* **PROBLEM**
Send back all of the records, each one exactly as written.

[Figure record extracts]
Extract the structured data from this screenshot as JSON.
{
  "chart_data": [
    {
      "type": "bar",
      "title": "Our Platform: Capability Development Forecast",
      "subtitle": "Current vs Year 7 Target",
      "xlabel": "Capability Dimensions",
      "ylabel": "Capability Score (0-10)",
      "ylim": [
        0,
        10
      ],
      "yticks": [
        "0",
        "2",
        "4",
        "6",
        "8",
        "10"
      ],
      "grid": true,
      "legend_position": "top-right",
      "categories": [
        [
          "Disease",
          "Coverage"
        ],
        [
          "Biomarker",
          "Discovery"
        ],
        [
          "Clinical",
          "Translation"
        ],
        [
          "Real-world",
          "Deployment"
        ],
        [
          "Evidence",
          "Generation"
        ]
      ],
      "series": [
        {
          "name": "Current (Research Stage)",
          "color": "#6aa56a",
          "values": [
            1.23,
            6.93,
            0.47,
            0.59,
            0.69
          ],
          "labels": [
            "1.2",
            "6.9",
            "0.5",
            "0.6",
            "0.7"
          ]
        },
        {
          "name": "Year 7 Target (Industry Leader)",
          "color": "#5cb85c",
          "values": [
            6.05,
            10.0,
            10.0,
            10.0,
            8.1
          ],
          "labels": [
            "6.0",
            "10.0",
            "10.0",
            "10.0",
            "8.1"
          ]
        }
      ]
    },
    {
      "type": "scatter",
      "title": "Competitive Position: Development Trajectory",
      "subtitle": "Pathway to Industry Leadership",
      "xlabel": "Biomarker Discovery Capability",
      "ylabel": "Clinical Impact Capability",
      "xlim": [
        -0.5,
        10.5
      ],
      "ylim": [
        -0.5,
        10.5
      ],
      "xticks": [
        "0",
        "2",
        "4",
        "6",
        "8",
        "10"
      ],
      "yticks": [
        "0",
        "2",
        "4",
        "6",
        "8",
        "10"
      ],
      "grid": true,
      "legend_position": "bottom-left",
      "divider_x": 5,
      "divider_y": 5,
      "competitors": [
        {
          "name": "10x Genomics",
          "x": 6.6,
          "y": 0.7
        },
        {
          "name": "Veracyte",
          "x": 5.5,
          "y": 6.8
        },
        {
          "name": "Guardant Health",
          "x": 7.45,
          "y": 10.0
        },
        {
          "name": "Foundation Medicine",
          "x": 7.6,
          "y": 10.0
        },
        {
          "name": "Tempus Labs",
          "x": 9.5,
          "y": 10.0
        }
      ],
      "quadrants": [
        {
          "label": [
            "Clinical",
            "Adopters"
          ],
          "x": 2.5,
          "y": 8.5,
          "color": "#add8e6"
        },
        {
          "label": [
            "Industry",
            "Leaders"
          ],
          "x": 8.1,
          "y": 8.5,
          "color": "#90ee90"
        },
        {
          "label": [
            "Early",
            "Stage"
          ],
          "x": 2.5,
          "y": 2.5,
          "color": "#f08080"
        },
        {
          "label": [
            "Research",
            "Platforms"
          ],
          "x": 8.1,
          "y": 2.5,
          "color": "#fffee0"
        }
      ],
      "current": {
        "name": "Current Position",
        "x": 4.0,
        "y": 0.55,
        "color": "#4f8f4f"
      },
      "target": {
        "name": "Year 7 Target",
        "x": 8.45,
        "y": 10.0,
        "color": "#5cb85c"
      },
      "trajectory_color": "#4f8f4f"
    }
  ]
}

* **SOLUTION FOR THIS TASK**
Extract the structured data from this screenshot as JSON.
{
  "chart_data": [
    {
      "type": "bar",
      "title": "Our Platform: Capability Development Forecast",
      "subtitle": "Current vs Year 7 Target",
      "xlabel": "Capability Dimensions",
      "ylabel": "Capability Score (0-10)",
      "ylim": [
        0,
        10
      ],
      "yticks": [
        "0",
        "2",
        "4",
        "6",
        "8",
        "10"
      ],
      "grid": true,
      "legend_position": "top-right",
      "categories": [
        [
          "Disease",
          "Coverage"
        ],
        [
          "Biomarker",
          "Discovery"
        ],
        [
          "Clinical",
          "Translation"
        ],
        [
          "Real-world",
          "Deployment"
        ],
        [
          "Evidence",
          "Generation"
        ]
      ],
      "series": [
        {
          "name": "Current (Research Stage)",
          "color": "#6aa56a",
          "values": [
            1.23,
            6.93,
            0.47,
            0.59,
            0.69
          ],
          "labels": [
            "1.2",
            "6.9",
            "0.5",
            "0.6",
            "0.7"
          ]
        },
        {
          "name": "Year 7 Target (Industry Leader)",
          "color": "#5cb85c",
          "values": [
            6.05,
            10.0,
            10.0,
            10.0,
            8.1
          ],
          "labels": [
            "6.0",
            "10.0",
            "10.0",
            "10.0",
            "8.1"
          ]
        }
      ]
    },
    {
      "type": "scatter",
      "title": "Competitive Position: Development Trajectory",
      "subtitle": "Pathway to Industry Leadership",
      "xlabel": "Biomarker Discovery Capability",
      "ylabel": "Clinical Impact Capability",
      "xlim": [
        -0.5,
        10.5
      ],
      "ylim": [
        -0.5,
        10.5
      ],
      "xticks": [
        "0",
        "2",
        "4",
        "6",
        "8",
        "10"
      ],
      "yticks": [
        "0",
        "2",
        "4",
        "6",
        "8",
        "10"
      ],
      "grid": true,
      "legend_position": "bottom-left",
      "divider_x": 5,
      "divider_y": 5,
      "competitors": [
        {
          "name": "10x Genomics",
          "x": 6.6,
          "y": 0.7
        },
        {
          "name": "Veracyte",
          "x": 5.5,
          "y": 6.8
        },
        {
          "name": "Guardant Health",
          "x": 7.45,
          "y": 10.0
        },
        {
          "name": "Foundation Medicine",
          "x": 7.6,
          "y": 10.0
        },
        {
          "name": "Tempus Labs",
          "x": 9.5,
          "y": 10.0
        }
      ],
      "quadrants": [
        {
          "label": [
            "Clinical",
            "Adopters"
          ],
          "x": 2.5,
          "y": 8.5,
          "color": "#add8e6"
        },
        {
          "label": [
            "Industry",
            "Leaders"
          ],
          "x": 8.1,
          "y": 8.5,
          "color": "#90ee90"
        },
        {
          "label": [
            "Early",
            "Stage"
          ],
          "x": 2.5,
          "y": 2.5,
          "color": "#f08080"
        },
        {
          "label": [
            "Research",
            "Platforms"
          ],
          "x": 8.1,
          "y": 2.5,
          "color": "#fffee0"
        }
      ],
      "current": {
        "name": "Current Position",
        "x": 4.0,
        "y": 0.55,
        "color": "#4f8f4f"
      },
      "target": {
        "name": "Year 7 Target",
        "x": 8.45,
        "y": 10.0,
        "color": "#5cb85c"
      },
      "trajectory_color": "#4f8f4f"
    }
  ]
}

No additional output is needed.